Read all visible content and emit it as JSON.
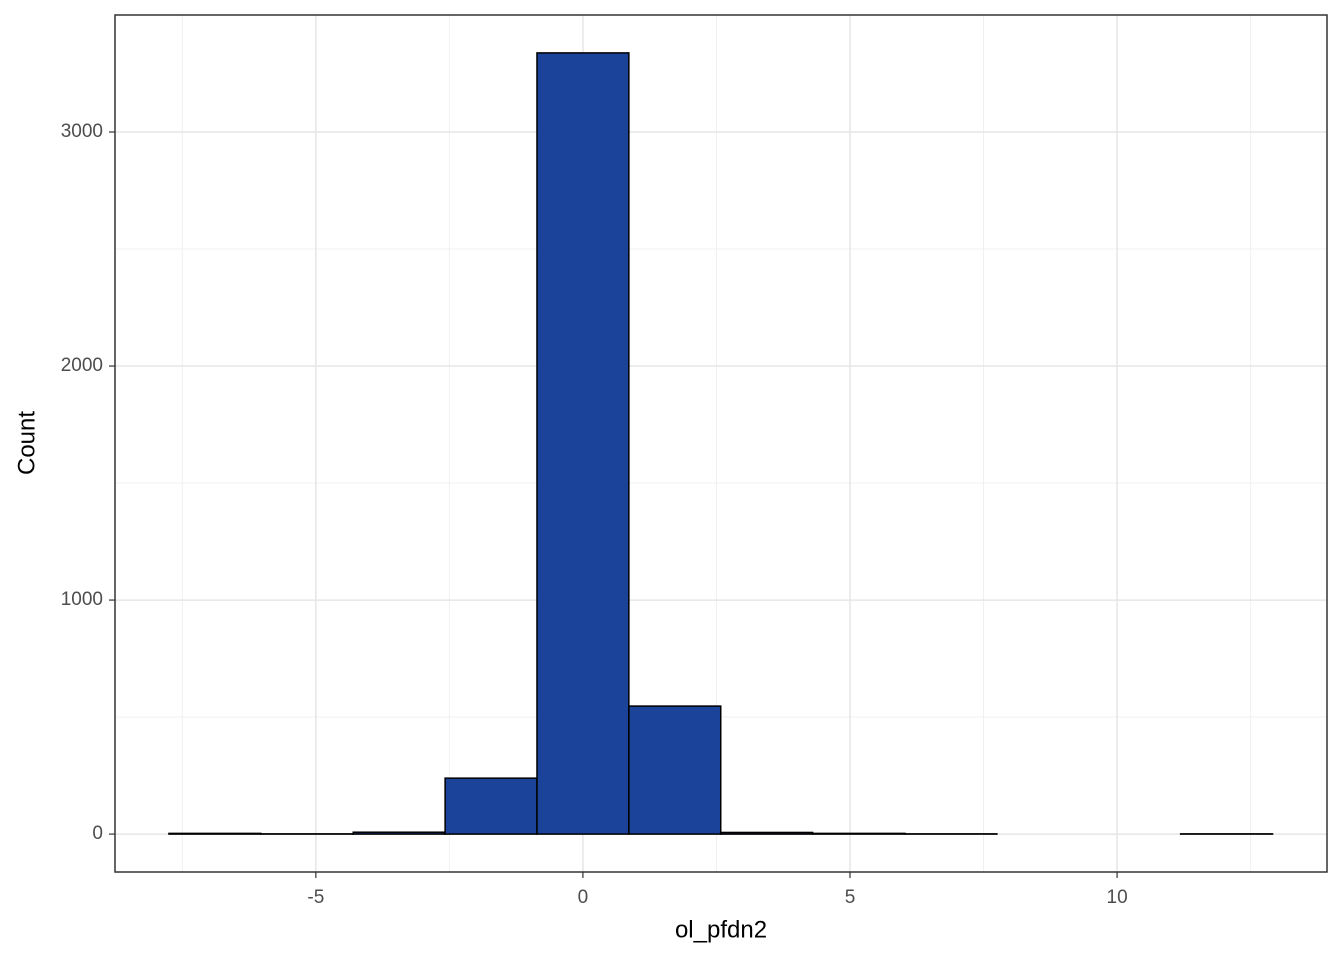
{
  "chart_data": {
    "type": "histogram",
    "x_label": "ol_pfdn2",
    "y_label": "Count",
    "bins": [
      -7.75,
      -6.03,
      -4.3,
      -2.58,
      -0.86,
      0.86,
      2.58,
      4.3,
      6.03,
      7.75,
      9.47,
      11.19,
      12.91
    ],
    "values": [
      3,
      1,
      8,
      239,
      3338,
      547,
      7,
      3,
      1,
      0,
      0,
      1
    ],
    "color": "#1a4399",
    "edge_color": "#000000",
    "xlim": [
      -8.76,
      13.93
    ],
    "xticks": [
      -5,
      0,
      5,
      10
    ],
    "x_minor_ticks": [
      -7.5,
      -2.5,
      2.5,
      7.5,
      12.5
    ],
    "ylim": [
      -162,
      3500
    ],
    "yticks": [
      0,
      1000,
      2000,
      3000
    ],
    "y_minor_ticks": [
      500,
      1500,
      2500,
      3500
    ],
    "grid": true
  }
}
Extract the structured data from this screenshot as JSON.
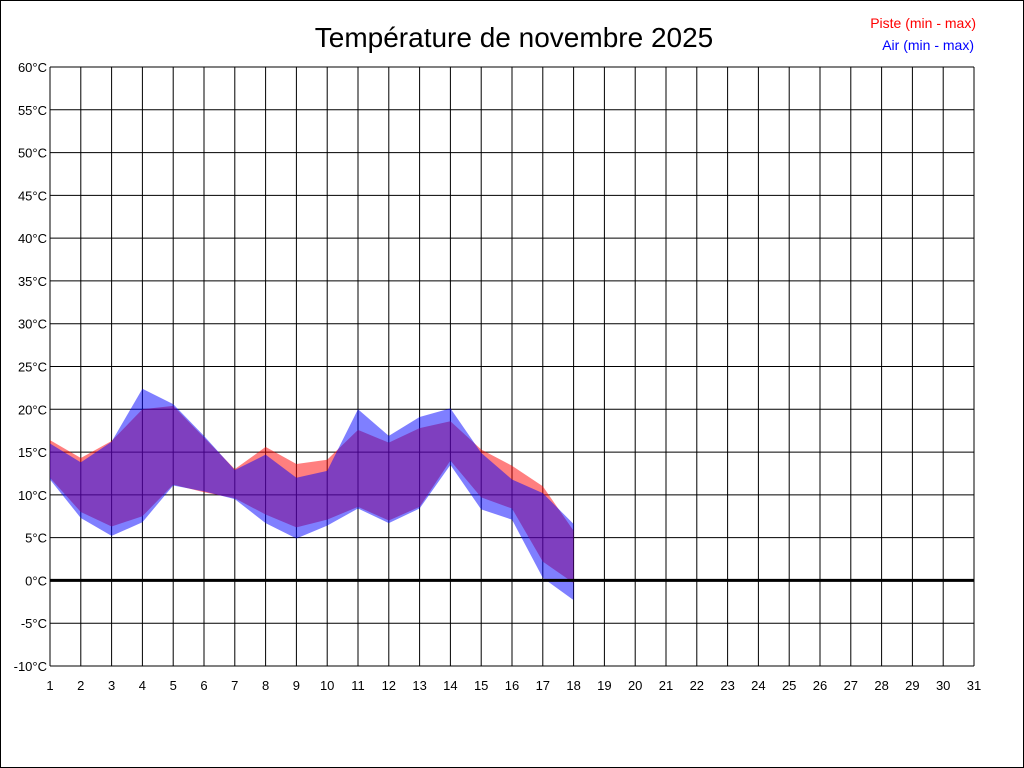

####################

> GIVEN TASK
Retype the listing exactly. Pictures do not belong in the copy.

> FINISHED ANSWER
Read all visible content and emit it as JSON.
{
  "chart_data": {
    "type": "histogram",
    "x_label": "ol_pfdn2",
    "y_label": "Count",
    "bins": [
      -7.75,
      -6.03,
      -4.3,
      -2.58,
      -0.86,
      0.86,
      2.58,
      4.3,
      6.03,
      7.75,
      9.47,
      11.19,
      12.91
    ],
    "values": [
      3,
      1,
      8,
      239,
      3338,
      547,
      7,
      3,
      1,
      0,
      0,
      1
    ],
    "color": "#1a4399",
    "edge_color": "#000000",
    "xlim": [
      -8.76,
      13.93
    ],
    "xticks": [
      -5,
      0,
      5,
      10
    ],
    "x_minor_ticks": [
      -7.5,
      -2.5,
      2.5,
      7.5,
      12.5
    ],
    "ylim": [
      -162,
      3500
    ],
    "yticks": [
      0,
      1000,
      2000,
      3000
    ],
    "y_minor_ticks": [
      500,
      1500,
      2500,
      3500
    ],
    "grid": true
  }
}
Extract the structured data from this screenshot as JSON.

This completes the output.